- WORK TO COMPLETE
Write out the material again word for word, dropping any images it holds.
────────────────
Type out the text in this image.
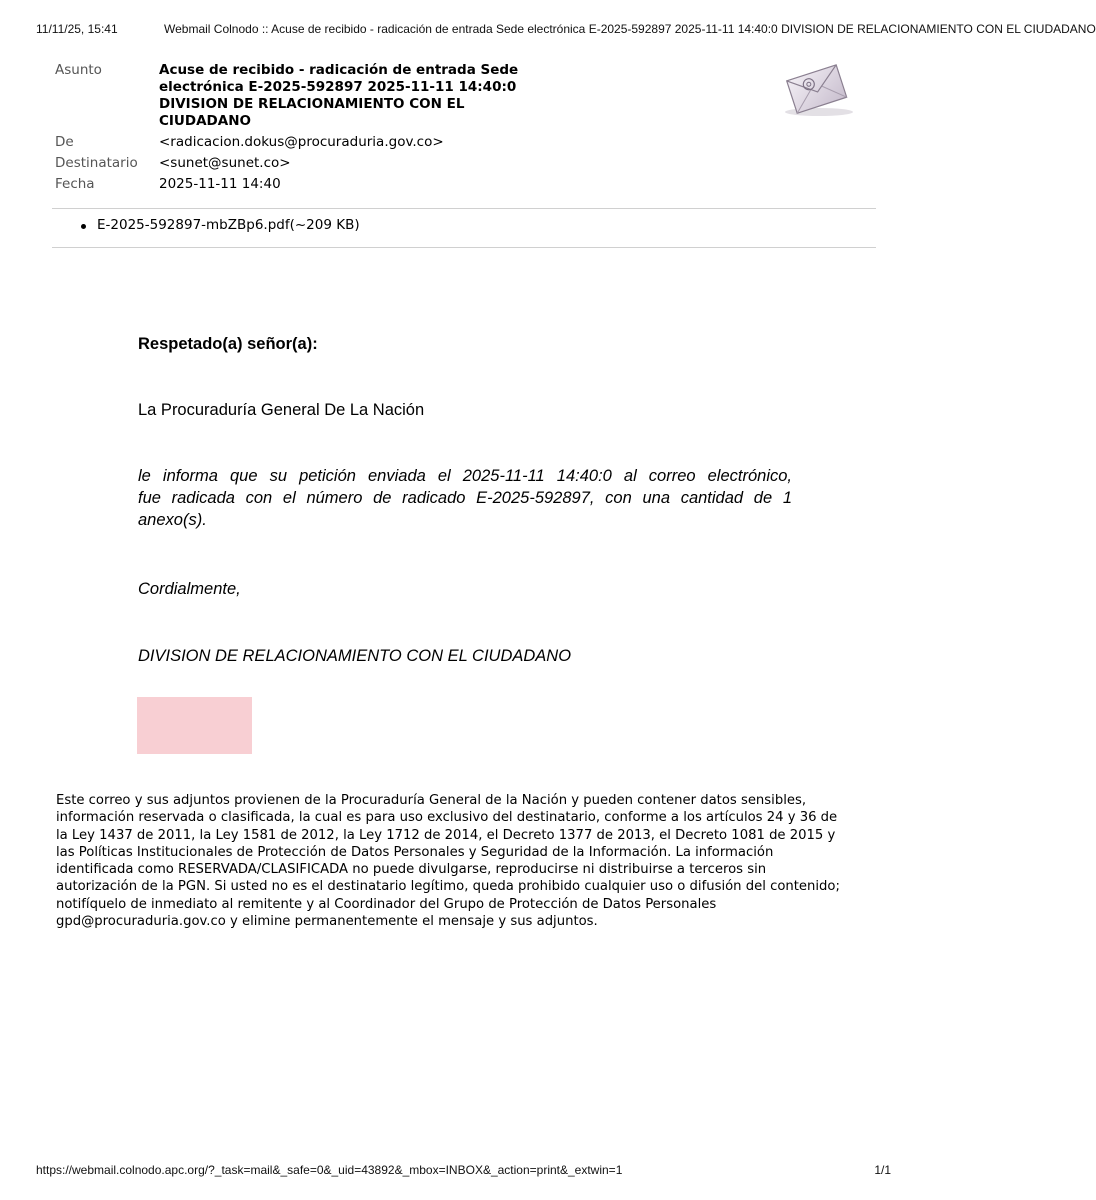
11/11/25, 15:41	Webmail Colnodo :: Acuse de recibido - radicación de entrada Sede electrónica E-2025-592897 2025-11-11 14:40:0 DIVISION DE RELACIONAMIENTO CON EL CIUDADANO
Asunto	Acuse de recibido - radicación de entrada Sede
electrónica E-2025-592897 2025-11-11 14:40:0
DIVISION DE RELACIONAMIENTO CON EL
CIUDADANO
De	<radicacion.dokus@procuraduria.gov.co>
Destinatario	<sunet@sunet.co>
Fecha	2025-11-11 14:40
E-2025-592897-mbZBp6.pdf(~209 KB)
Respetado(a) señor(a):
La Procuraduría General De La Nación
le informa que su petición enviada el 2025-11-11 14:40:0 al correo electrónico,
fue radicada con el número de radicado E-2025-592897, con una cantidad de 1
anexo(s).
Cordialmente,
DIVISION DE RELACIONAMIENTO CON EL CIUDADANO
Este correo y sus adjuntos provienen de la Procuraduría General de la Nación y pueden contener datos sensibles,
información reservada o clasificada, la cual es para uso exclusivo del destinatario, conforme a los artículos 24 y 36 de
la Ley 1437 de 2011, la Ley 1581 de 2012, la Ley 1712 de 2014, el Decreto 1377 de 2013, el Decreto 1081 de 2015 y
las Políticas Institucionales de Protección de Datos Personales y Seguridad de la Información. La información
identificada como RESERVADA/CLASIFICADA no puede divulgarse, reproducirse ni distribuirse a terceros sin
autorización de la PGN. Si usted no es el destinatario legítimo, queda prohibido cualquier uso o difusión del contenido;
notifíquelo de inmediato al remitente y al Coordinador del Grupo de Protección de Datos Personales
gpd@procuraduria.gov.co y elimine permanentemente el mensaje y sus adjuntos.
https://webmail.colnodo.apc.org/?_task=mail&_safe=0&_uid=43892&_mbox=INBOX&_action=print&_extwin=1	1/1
────────────────
- FINAL RESULT
Type out the text in this image.
11/11/25, 15:41	Webmail Colnodo :: Acuse de recibido - radicación de entrada Sede electrónica E-2025-592897 2025-11-11 14:40:0 DIVISION DE RELACIONAMIENTO CON EL CIUDADANO
Asunto	Acuse de recibido - radicación de entrada Sede
electrónica E-2025-592897 2025-11-11 14:40:0
DIVISION DE RELACIONAMIENTO CON EL
CIUDADANO
De	<radicacion.dokus@procuraduria.gov.co>
Destinatario	<sunet@sunet.co>
Fecha	2025-11-11 14:40
E-2025-592897-mbZBp6.pdf(~209 KB)
Respetado(a) señor(a):
La Procuraduría General De La Nación
le informa que su petición enviada el 2025-11-11 14:40:0 al correo electrónico,
fue radicada con el número de radicado E-2025-592897, con una cantidad de 1
anexo(s).
Cordialmente,
DIVISION DE RELACIONAMIENTO CON EL CIUDADANO
Este correo y sus adjuntos provienen de la Procuraduría General de la Nación y pueden contener datos sensibles,
información reservada o clasificada, la cual es para uso exclusivo del destinatario, conforme a los artículos 24 y 36 de
la Ley 1437 de 2011, la Ley 1581 de 2012, la Ley 1712 de 2014, el Decreto 1377 de 2013, el Decreto 1081 de 2015 y
las Políticas Institucionales de Protección de Datos Personales y Seguridad de la Información. La información
identificada como RESERVADA/CLASIFICADA no puede divulgarse, reproducirse ni distribuirse a terceros sin
autorización de la PGN. Si usted no es el destinatario legítimo, queda prohibido cualquier uso o difusión del contenido;
notifíquelo de inmediato al remitente y al Coordinador del Grupo de Protección de Datos Personales
gpd@procuraduria.gov.co y elimine permanentemente el mensaje y sus adjuntos.
https://webmail.colnodo.apc.org/?_task=mail&_safe=0&_uid=43892&_mbox=INBOX&_action=print&_extwin=1	1/1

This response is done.